## ITEMS
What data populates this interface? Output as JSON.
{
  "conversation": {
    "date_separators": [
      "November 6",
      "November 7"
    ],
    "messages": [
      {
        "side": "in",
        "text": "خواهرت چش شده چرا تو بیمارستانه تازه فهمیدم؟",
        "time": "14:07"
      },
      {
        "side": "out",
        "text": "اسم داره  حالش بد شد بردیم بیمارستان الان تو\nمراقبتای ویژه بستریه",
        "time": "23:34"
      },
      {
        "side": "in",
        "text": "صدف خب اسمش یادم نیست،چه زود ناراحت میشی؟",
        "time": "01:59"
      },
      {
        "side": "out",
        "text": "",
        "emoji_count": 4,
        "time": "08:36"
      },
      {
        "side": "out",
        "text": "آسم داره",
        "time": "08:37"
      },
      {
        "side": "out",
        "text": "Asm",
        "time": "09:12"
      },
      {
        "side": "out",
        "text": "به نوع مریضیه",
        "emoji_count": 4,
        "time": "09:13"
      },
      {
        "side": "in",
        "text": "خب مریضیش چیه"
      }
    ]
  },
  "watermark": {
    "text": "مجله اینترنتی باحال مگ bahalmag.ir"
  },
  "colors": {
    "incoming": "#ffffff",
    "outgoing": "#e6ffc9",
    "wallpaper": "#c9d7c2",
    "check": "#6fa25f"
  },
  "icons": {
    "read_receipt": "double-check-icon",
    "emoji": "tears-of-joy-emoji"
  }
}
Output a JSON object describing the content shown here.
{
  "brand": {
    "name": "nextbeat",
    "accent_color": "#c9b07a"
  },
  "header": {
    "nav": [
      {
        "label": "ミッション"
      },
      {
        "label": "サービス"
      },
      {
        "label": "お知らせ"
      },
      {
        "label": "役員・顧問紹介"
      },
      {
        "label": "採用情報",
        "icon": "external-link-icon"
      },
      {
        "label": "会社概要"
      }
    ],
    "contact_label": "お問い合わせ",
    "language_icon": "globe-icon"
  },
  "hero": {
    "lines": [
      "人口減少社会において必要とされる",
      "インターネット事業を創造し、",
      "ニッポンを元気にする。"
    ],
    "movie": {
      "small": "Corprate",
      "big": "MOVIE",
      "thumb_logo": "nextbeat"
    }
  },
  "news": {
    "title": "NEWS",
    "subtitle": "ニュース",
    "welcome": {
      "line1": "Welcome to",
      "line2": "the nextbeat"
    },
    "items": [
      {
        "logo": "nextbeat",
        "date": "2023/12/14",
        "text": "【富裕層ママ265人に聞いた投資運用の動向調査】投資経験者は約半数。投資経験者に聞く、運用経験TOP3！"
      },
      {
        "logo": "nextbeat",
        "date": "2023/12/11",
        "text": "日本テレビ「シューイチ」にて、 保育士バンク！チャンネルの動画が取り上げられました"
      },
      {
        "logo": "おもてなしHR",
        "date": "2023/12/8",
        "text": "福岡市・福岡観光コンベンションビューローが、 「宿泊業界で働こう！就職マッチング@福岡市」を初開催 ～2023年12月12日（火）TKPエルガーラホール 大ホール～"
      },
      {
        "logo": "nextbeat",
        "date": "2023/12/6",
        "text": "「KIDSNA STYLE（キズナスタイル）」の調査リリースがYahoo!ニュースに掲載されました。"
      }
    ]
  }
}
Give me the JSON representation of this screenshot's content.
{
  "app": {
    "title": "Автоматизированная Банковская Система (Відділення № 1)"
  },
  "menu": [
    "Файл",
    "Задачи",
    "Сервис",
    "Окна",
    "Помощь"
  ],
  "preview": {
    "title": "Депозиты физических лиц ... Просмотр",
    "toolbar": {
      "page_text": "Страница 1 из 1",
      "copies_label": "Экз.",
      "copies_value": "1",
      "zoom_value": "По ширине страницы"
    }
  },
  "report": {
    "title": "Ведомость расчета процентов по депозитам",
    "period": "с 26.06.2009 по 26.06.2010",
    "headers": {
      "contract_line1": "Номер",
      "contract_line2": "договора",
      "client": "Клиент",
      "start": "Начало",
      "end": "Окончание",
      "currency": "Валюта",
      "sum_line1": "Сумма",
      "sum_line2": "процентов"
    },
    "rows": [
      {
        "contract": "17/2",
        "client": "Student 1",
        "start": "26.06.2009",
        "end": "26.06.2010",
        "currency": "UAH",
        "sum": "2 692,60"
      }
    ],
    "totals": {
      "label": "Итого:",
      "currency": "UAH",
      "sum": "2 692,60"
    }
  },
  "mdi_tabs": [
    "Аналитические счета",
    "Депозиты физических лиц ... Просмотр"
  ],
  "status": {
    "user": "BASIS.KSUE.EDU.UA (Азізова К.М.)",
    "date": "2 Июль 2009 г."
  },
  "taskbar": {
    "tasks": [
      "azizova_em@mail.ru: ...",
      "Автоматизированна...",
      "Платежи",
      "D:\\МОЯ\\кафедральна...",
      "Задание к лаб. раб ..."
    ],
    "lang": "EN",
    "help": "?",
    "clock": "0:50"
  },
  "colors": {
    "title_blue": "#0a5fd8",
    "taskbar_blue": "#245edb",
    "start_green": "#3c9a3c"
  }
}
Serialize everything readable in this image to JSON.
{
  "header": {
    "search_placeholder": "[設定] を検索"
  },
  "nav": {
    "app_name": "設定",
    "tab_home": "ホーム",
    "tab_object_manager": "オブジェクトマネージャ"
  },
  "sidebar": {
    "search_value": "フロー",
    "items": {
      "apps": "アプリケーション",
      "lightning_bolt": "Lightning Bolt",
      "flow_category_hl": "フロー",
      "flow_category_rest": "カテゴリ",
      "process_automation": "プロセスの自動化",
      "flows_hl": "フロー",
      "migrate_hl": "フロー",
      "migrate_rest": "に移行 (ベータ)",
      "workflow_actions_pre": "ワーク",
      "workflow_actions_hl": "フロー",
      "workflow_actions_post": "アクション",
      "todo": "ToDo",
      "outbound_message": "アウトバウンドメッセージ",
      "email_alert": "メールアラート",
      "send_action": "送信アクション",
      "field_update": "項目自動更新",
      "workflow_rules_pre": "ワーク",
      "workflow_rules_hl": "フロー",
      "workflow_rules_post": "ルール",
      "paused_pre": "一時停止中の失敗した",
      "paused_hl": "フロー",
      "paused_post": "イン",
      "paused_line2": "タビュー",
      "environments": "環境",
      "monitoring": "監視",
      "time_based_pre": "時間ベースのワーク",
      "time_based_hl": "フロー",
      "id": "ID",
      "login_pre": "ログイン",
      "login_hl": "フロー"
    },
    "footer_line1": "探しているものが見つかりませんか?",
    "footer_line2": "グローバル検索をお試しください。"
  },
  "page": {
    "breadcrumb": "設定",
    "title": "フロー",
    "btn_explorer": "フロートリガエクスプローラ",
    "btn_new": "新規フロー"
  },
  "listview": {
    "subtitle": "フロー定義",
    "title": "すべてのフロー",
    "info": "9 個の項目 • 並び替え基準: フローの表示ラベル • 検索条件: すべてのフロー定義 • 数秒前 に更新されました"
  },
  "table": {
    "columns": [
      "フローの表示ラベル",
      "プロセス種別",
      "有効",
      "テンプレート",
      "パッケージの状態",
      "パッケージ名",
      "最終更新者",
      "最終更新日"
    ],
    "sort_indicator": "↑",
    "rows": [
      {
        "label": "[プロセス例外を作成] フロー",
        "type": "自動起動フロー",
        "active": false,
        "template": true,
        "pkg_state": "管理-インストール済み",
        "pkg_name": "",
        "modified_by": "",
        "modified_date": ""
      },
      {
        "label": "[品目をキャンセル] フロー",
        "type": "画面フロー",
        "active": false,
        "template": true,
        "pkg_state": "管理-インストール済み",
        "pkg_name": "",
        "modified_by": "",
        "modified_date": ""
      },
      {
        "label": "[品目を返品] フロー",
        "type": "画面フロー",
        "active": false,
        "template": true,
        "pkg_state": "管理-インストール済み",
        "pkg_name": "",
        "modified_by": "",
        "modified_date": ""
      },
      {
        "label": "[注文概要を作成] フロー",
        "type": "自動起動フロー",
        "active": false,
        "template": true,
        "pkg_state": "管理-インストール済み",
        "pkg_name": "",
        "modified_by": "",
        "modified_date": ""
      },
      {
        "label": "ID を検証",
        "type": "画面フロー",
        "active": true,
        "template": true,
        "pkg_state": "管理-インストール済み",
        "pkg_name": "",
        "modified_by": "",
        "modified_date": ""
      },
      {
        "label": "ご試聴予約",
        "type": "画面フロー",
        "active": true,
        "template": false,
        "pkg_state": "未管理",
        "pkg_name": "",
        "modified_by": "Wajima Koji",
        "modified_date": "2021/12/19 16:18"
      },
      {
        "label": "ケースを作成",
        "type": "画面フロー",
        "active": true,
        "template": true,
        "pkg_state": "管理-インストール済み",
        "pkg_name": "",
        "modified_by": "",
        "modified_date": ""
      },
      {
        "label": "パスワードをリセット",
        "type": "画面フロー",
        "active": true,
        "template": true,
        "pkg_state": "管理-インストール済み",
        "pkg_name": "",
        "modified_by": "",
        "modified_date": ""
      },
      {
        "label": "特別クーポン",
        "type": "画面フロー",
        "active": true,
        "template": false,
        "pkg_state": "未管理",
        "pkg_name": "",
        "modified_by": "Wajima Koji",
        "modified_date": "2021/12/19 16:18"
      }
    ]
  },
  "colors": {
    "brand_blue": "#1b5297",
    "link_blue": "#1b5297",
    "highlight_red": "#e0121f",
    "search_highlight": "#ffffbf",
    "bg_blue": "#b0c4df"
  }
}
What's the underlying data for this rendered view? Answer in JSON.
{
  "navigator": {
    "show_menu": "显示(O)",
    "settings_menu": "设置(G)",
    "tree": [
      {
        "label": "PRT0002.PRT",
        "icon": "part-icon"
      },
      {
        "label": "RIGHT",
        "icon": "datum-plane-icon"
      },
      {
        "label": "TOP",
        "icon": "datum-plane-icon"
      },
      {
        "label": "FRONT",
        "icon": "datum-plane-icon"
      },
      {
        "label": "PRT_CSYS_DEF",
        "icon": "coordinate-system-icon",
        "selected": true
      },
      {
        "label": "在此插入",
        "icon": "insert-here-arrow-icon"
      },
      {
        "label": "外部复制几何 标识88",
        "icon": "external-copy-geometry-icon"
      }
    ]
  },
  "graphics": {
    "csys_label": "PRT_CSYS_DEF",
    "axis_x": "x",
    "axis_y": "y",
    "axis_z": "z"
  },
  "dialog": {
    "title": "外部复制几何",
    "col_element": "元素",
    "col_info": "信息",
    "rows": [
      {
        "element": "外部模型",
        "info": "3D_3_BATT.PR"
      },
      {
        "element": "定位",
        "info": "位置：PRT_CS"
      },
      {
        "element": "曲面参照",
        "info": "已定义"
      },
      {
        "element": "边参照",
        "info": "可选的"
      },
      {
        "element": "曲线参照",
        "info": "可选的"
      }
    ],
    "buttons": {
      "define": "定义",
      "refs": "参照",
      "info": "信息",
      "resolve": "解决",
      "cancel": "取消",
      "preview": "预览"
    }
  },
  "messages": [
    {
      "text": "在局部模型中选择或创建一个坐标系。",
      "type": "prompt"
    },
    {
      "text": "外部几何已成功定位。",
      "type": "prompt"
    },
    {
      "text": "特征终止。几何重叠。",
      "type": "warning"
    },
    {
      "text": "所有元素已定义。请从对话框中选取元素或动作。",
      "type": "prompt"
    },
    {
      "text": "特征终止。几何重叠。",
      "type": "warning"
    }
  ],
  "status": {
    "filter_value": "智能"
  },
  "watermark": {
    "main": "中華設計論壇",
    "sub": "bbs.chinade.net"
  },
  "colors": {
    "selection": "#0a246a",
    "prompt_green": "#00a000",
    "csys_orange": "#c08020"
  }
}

## PROBLEM TO SOLVE
Identify each line containing the string "フローの表示ラベル" and copy it out.

## SOLVED PROBLEM
    "info": "9 個の項目 • 並び替え基準: フローの表示ラベル • 検索条件: すべてのフロー定義 • 数秒前 に更新されました"
      "フローの表示ラベル",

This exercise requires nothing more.